**** EXERCISE MATERIAL

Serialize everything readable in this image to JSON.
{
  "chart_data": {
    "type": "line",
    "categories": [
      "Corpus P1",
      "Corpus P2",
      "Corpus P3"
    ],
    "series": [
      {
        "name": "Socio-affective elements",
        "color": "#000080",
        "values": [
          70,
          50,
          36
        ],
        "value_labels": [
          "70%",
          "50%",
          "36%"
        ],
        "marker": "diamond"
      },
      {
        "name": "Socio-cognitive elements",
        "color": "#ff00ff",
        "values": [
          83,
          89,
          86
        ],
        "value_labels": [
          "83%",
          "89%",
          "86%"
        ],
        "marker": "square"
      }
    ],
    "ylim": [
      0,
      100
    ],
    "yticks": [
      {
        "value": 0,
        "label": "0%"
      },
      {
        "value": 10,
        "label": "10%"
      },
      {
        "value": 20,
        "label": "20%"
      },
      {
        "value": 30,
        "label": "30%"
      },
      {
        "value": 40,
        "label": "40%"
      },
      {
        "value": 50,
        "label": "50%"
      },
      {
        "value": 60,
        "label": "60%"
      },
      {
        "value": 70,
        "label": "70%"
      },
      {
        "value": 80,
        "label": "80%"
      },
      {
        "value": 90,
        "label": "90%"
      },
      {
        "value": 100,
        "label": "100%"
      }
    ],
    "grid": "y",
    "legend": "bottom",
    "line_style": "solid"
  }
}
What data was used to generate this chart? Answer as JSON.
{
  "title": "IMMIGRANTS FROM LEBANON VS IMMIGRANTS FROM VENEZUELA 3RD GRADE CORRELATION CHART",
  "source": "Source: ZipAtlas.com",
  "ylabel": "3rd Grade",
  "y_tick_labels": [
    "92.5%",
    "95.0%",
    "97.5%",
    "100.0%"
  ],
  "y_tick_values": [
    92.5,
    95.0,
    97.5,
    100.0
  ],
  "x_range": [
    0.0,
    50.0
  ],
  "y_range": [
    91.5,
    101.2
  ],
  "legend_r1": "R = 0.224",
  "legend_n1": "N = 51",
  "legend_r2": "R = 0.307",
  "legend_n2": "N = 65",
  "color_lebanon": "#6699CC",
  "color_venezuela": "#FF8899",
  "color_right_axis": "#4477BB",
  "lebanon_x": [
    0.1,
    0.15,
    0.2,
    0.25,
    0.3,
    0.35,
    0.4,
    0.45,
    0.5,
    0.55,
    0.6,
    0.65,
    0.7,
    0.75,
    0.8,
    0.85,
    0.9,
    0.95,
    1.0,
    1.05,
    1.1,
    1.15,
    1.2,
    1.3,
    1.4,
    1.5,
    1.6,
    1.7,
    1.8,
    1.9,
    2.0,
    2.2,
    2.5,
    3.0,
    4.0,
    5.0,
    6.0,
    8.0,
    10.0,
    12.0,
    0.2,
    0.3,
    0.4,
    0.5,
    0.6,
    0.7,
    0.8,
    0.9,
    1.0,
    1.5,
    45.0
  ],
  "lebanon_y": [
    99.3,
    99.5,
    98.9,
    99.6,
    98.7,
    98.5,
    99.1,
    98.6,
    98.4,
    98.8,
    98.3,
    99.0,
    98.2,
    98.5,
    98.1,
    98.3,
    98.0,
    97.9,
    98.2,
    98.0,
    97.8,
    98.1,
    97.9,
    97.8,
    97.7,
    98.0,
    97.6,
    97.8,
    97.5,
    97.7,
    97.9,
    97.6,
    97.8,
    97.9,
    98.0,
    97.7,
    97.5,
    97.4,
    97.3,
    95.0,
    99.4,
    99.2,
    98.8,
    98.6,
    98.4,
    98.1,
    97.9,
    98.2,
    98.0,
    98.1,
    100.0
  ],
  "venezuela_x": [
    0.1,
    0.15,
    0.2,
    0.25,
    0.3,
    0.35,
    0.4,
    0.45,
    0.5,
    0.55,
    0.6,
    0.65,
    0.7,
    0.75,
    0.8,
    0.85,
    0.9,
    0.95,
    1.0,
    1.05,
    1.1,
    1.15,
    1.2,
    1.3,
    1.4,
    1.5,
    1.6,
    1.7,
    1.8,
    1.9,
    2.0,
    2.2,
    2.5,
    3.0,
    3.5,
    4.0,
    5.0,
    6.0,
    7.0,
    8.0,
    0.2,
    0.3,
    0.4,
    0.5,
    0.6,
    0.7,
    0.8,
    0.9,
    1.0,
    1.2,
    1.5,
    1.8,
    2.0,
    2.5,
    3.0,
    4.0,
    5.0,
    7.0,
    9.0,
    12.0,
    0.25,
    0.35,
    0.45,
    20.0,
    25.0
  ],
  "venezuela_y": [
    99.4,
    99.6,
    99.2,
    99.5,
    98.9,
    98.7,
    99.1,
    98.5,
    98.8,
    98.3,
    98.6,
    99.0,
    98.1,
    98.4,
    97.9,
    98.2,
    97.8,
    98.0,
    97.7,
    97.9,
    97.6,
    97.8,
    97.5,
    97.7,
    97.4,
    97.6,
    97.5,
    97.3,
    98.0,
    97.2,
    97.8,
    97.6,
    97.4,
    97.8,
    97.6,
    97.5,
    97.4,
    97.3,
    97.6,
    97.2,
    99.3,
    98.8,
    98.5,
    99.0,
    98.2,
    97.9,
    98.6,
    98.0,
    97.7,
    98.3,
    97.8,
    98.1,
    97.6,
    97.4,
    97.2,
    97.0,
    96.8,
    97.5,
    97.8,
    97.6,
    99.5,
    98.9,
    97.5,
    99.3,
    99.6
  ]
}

********

_THE EXERCISE:_ List each line holding the string "Socio".

_THE REPLY:_
        "name": "Socio-affective elements",
        "name": "Socio-cognitive elements",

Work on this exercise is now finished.